**BRIEF:** Give only one thing: the number of lines that include the word "component".
** BEGIN DATA TO PROCESS **
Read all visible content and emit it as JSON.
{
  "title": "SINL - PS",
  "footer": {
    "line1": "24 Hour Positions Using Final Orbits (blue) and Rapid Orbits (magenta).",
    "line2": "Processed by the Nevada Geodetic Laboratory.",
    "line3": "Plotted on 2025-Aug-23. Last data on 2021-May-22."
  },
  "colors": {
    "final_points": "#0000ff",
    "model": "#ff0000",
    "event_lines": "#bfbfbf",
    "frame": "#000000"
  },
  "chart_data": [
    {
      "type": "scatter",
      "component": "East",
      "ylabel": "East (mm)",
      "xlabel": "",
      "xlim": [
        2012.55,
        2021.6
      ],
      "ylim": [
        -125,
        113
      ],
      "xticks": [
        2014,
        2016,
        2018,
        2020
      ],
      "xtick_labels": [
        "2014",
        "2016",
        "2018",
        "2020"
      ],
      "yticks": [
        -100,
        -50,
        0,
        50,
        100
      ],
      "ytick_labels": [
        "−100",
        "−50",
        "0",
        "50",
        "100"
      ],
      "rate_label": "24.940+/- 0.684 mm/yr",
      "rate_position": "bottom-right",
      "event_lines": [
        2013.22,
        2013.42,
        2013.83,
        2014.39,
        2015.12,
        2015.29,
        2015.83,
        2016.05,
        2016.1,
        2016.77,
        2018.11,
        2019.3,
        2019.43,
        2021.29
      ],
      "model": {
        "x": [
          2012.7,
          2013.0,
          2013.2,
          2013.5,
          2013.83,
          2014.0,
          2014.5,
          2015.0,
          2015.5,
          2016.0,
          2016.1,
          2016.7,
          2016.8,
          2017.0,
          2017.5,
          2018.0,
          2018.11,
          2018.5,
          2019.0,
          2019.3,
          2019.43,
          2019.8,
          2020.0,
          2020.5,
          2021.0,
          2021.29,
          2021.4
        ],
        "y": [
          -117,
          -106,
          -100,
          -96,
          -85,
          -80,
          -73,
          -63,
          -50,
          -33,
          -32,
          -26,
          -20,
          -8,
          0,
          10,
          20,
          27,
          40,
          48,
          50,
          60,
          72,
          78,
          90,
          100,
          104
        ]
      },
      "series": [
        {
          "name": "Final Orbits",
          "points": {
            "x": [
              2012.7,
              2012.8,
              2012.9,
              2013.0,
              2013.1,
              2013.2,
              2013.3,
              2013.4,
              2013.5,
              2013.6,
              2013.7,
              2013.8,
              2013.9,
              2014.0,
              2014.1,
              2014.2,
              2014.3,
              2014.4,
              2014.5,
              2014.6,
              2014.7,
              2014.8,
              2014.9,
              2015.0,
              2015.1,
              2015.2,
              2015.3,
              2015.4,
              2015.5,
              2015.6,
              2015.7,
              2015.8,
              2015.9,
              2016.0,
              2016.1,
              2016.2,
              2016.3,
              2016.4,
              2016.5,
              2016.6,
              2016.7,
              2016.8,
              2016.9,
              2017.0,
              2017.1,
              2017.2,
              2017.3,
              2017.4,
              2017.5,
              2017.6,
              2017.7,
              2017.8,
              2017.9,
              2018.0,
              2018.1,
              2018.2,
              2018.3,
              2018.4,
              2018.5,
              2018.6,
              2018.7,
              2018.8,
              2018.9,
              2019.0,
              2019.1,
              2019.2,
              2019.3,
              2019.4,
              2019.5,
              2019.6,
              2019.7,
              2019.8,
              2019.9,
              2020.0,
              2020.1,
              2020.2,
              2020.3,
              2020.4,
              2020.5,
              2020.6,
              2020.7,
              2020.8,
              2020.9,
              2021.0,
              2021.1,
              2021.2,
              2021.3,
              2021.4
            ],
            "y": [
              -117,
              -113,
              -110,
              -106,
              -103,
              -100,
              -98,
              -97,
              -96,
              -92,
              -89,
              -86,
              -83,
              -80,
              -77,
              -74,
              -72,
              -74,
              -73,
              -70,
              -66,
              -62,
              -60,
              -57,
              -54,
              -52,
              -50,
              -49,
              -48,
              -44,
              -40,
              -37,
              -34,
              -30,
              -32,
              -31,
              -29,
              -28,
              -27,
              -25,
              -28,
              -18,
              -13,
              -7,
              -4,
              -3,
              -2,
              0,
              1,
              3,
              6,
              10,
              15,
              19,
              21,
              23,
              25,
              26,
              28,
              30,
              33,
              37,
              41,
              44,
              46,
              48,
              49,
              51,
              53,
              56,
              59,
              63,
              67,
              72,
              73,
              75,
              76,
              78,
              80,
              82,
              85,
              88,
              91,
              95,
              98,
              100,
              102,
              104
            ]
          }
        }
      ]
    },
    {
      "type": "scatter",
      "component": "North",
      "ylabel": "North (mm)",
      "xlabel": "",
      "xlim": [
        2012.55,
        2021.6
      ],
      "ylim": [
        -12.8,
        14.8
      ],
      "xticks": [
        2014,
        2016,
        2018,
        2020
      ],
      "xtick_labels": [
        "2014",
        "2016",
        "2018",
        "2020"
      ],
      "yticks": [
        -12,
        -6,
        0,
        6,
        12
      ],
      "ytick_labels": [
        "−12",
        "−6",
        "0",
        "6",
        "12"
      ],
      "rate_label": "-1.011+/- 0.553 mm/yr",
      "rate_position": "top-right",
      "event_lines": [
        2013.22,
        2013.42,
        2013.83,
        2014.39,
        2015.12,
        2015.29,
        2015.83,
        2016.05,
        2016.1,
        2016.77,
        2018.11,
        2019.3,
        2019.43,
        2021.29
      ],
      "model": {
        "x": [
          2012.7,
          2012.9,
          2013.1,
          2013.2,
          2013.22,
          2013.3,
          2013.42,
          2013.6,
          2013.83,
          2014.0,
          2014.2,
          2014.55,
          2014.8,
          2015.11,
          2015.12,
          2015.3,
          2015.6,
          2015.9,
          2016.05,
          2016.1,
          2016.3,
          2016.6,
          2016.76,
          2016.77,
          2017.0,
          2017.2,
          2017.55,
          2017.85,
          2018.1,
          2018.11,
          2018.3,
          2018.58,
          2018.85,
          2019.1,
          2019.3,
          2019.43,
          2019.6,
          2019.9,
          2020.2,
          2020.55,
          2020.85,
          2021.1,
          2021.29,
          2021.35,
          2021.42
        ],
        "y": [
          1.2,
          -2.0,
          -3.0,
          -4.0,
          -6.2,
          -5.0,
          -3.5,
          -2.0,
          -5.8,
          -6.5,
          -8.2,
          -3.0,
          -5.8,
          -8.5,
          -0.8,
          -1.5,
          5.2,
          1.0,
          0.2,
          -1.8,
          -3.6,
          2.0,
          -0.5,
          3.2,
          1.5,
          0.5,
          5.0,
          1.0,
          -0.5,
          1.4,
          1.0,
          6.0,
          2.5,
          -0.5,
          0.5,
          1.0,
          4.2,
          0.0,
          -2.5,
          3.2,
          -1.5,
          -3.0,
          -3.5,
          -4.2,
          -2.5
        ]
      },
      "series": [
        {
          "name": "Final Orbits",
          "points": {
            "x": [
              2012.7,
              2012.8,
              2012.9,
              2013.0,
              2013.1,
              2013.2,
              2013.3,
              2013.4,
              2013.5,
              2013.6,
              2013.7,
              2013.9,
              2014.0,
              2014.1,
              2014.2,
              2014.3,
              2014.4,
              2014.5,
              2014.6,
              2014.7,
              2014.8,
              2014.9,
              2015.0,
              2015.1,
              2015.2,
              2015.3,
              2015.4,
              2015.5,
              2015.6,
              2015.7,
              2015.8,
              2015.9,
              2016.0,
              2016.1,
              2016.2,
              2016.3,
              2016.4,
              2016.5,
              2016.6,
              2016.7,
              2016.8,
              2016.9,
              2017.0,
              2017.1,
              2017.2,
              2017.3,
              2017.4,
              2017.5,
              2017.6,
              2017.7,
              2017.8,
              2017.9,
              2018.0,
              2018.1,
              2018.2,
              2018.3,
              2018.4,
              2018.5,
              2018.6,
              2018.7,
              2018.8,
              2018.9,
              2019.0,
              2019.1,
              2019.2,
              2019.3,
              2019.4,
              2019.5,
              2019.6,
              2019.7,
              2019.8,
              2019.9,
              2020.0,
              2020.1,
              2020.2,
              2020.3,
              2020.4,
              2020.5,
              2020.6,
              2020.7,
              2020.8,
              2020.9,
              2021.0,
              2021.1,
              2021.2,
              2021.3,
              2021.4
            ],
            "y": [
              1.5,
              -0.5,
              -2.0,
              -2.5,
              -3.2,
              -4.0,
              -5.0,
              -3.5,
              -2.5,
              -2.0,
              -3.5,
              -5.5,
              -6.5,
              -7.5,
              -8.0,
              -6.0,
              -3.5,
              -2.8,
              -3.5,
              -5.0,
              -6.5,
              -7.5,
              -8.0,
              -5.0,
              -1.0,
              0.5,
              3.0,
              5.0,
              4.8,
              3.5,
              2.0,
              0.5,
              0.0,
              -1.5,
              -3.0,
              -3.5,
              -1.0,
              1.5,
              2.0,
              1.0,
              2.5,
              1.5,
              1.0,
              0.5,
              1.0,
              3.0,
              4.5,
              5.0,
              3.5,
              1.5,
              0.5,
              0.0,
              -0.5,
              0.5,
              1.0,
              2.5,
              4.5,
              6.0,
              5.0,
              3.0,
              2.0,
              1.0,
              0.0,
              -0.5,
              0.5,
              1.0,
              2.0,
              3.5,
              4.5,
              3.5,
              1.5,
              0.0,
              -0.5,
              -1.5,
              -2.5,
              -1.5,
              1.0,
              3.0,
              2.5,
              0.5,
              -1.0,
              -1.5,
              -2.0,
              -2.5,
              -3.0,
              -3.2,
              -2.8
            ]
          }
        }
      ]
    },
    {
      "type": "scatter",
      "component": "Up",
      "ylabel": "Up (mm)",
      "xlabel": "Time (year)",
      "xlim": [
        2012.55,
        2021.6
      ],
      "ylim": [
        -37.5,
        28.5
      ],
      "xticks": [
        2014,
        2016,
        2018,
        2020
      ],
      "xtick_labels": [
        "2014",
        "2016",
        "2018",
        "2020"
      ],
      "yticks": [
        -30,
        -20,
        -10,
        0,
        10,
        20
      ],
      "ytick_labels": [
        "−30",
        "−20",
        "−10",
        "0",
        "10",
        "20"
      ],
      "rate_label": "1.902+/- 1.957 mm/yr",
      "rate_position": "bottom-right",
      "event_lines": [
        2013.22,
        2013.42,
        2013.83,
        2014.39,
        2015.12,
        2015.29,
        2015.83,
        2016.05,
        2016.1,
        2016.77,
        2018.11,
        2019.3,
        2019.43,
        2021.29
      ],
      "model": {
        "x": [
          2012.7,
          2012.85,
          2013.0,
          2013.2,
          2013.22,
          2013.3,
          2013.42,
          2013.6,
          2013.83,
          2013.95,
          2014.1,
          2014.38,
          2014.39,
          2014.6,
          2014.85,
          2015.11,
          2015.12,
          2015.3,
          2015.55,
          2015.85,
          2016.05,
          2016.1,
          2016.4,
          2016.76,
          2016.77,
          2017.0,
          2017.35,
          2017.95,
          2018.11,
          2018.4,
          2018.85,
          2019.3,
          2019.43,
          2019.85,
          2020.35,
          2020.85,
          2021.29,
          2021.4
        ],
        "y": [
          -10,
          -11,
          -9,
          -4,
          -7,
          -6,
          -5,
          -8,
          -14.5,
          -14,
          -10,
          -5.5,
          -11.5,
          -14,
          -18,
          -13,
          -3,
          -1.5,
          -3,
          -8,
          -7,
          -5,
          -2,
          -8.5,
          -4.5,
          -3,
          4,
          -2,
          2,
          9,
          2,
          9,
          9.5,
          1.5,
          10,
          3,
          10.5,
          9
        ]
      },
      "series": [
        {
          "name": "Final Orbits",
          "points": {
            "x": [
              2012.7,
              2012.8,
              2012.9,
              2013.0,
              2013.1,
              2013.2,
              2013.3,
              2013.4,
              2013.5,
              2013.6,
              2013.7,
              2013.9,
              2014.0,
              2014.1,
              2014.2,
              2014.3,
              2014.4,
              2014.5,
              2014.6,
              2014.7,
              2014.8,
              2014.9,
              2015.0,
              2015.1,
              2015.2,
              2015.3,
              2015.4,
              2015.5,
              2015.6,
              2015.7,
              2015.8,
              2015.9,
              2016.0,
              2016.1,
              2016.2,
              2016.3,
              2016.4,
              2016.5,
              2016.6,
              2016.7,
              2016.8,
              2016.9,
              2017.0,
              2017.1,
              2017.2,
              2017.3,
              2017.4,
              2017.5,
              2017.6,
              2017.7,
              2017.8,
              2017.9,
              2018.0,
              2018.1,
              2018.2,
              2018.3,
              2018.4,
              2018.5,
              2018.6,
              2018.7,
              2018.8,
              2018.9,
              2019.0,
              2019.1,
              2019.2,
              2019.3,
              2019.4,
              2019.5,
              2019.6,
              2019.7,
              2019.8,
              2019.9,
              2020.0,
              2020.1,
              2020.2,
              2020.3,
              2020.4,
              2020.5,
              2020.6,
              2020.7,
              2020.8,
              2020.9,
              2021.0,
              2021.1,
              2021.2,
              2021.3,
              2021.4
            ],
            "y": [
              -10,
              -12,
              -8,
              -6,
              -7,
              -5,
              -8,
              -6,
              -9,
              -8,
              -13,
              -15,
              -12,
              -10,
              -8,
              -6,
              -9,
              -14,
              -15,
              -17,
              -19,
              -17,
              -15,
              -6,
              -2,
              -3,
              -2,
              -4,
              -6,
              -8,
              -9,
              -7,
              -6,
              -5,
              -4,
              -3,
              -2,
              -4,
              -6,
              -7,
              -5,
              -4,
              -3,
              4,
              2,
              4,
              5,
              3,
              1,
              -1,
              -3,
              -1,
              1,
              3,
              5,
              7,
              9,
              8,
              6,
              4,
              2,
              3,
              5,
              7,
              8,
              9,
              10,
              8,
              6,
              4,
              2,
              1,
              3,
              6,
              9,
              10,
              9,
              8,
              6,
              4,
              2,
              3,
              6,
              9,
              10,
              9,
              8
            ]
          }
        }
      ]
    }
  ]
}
** END DATA TO PROCESS **
**SOLVED EXERCISE:** 3